Stated goal -
Please find all lines in the data that hold the string "averages" and copy them.

Dataset rows -
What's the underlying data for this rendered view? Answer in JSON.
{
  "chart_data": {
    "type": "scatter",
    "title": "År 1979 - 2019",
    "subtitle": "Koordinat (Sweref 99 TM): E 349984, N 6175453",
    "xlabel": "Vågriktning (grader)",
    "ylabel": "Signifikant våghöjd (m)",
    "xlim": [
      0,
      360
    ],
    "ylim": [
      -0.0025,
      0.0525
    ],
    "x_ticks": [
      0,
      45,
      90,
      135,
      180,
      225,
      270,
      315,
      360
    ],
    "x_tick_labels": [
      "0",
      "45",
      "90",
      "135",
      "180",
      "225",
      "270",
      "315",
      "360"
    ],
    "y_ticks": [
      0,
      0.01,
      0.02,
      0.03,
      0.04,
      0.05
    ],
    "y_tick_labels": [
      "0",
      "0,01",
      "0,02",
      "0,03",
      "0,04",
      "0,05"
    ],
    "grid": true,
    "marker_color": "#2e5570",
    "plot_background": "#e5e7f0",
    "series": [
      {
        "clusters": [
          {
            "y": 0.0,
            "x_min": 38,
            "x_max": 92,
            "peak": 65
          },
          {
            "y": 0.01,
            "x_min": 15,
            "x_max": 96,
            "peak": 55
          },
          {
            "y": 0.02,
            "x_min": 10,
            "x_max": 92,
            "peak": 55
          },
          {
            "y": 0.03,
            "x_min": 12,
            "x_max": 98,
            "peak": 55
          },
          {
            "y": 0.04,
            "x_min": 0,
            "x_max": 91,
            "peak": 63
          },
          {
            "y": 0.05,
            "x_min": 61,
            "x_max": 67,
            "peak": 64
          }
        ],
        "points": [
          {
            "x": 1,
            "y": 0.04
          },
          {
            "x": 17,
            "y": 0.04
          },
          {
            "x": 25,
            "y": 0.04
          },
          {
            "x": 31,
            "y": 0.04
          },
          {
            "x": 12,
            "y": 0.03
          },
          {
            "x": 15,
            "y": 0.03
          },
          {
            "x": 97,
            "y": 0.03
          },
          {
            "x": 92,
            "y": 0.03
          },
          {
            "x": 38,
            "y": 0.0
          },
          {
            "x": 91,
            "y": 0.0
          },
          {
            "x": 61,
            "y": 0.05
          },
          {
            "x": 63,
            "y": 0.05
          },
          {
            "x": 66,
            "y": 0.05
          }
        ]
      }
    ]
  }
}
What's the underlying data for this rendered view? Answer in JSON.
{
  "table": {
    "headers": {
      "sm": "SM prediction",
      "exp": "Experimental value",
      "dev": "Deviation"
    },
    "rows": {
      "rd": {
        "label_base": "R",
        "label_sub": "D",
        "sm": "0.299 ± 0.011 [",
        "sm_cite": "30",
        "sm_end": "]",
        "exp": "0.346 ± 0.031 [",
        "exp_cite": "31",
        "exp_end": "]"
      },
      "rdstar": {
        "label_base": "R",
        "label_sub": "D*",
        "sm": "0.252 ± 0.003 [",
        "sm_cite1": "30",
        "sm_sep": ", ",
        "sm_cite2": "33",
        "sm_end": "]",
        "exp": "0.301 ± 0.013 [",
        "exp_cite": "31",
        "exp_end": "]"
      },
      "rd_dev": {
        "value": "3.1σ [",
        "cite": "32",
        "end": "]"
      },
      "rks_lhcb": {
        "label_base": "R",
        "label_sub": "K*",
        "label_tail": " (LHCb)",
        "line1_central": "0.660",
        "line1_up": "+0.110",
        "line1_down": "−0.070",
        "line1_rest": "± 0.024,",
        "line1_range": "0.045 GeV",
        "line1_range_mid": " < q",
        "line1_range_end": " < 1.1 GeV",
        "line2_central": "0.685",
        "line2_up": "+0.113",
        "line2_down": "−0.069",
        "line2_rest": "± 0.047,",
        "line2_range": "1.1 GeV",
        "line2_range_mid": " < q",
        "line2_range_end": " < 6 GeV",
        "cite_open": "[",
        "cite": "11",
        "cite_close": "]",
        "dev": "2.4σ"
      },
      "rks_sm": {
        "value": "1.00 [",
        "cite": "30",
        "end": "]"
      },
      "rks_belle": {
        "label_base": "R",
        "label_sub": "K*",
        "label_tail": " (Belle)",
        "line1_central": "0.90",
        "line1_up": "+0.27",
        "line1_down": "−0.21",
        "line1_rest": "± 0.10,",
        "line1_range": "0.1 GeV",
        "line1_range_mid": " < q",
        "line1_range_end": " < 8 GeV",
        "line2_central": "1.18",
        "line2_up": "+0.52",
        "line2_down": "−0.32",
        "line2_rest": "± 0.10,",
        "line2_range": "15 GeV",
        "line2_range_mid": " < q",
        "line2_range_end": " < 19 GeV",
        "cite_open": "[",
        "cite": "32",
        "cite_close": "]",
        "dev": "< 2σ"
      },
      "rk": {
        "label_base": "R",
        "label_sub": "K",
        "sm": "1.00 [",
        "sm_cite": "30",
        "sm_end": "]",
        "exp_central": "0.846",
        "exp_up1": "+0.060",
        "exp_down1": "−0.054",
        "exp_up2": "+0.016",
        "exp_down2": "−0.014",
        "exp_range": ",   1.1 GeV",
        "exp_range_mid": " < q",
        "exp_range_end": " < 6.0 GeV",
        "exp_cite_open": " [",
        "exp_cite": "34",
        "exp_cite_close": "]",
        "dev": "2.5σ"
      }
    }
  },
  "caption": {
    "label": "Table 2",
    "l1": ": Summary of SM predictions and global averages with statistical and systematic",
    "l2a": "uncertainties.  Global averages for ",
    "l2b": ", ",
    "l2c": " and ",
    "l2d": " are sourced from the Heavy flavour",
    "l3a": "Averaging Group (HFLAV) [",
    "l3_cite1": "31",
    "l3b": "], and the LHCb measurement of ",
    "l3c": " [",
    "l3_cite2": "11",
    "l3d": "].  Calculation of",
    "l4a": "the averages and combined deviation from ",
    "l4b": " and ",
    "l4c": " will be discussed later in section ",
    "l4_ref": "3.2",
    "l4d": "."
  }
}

Written reply -
    "l1": ": Summary of SM predictions and global averages with statistical and systematic",
    "l2a": "uncertainties.  Global averages for ",
    "l4a": "the averages and combined deviation from ",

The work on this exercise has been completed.